§ What is asked
Find how many lines hold the word "this" and give that number only.

§ Data provided
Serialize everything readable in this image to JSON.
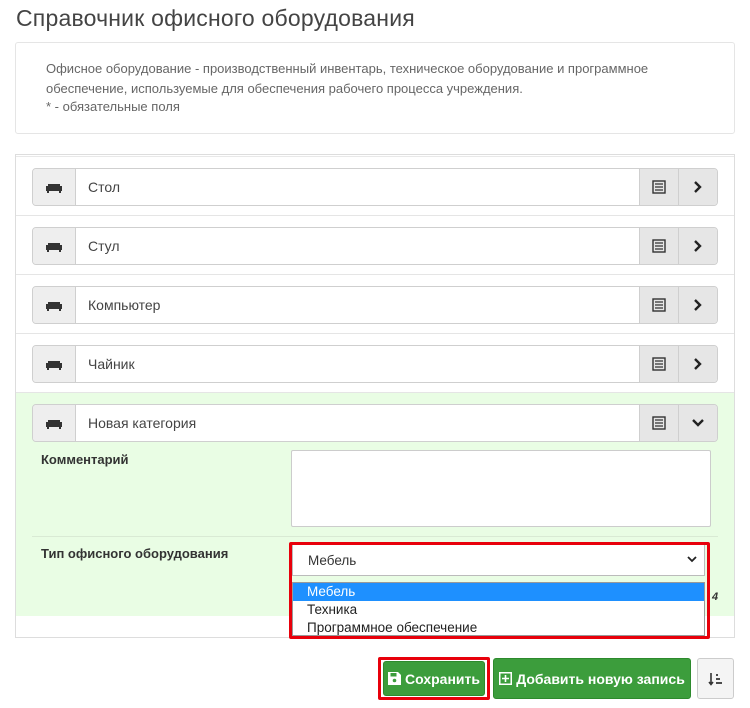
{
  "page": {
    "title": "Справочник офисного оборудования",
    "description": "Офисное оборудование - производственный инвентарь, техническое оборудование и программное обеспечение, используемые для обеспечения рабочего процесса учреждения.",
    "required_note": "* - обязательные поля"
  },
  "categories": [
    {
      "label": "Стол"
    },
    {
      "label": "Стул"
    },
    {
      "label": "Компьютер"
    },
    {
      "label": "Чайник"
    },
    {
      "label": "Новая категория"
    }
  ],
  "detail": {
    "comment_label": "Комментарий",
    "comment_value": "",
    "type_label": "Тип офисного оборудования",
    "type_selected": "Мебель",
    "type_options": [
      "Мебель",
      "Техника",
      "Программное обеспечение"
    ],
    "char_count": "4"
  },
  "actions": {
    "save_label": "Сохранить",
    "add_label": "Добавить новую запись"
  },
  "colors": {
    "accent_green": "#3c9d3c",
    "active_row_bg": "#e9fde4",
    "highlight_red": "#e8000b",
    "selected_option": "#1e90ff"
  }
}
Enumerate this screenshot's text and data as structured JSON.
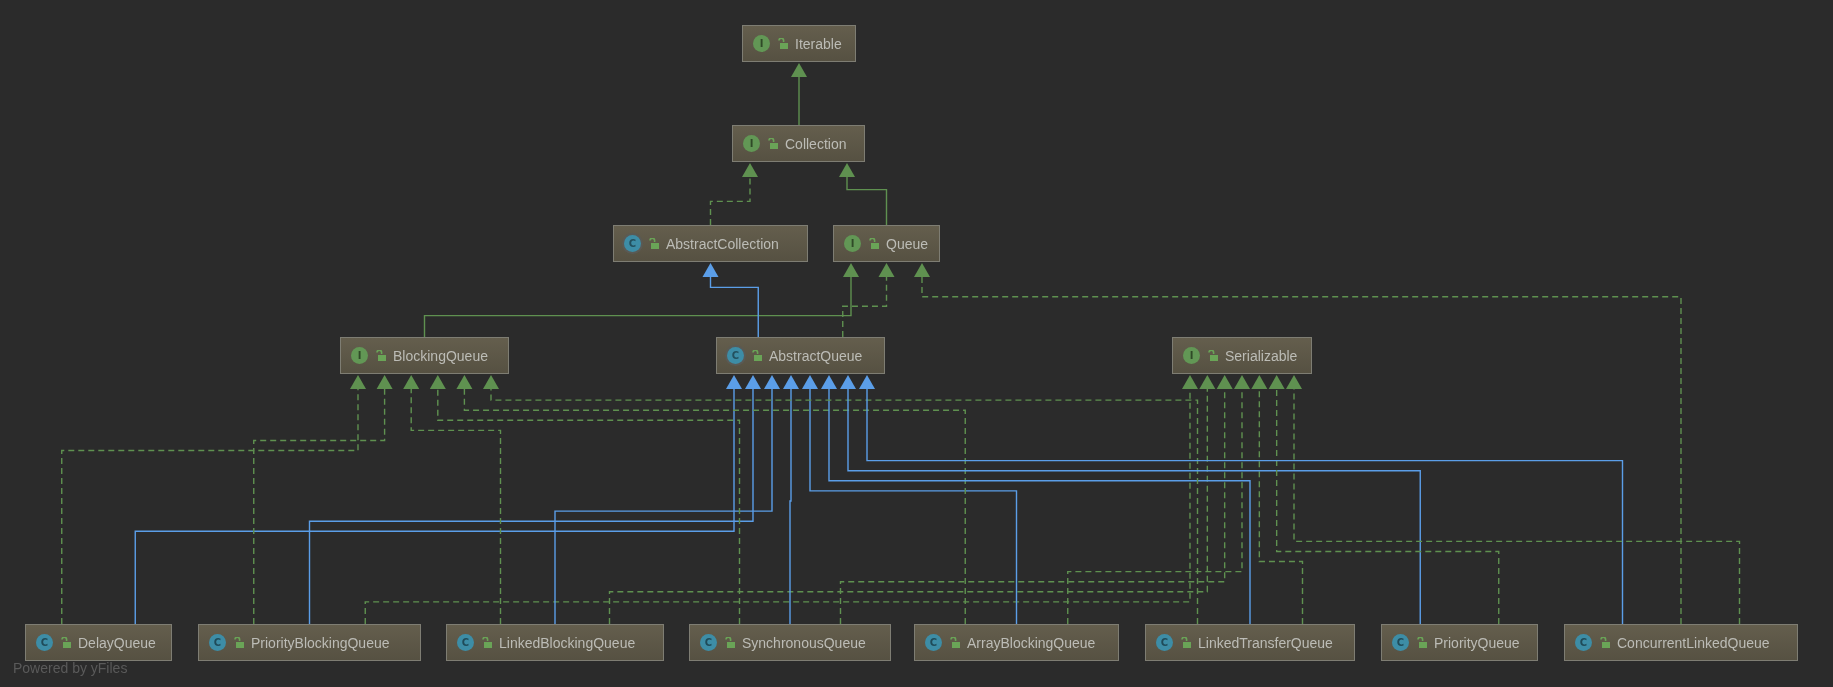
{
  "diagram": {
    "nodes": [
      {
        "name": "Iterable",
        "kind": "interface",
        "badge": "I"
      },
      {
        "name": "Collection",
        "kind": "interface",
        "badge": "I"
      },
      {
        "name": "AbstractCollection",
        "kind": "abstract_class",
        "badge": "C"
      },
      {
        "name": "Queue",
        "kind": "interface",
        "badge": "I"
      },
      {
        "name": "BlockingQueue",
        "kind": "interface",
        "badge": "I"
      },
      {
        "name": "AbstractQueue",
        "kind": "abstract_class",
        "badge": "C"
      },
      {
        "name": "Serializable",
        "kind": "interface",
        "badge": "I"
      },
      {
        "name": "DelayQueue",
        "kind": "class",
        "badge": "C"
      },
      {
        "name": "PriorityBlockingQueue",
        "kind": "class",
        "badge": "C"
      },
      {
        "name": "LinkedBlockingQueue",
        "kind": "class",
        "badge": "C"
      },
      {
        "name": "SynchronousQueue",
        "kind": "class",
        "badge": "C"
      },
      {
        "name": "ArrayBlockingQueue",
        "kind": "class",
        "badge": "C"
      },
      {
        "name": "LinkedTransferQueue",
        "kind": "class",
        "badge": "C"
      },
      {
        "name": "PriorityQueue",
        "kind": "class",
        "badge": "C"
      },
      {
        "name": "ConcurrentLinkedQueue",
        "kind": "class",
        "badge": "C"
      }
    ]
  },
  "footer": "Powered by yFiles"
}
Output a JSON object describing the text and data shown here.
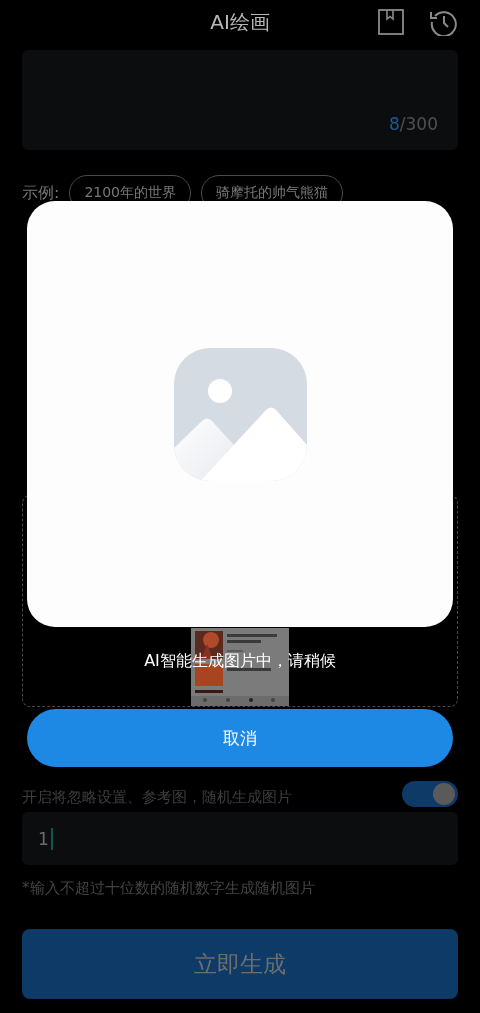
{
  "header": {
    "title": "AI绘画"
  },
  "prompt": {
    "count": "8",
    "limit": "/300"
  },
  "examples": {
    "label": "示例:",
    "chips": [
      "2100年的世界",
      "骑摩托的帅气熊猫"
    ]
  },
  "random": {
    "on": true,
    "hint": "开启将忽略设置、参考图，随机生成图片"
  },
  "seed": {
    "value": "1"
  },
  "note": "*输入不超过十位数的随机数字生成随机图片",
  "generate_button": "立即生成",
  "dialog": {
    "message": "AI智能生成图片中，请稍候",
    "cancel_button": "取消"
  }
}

§ Response to the task
2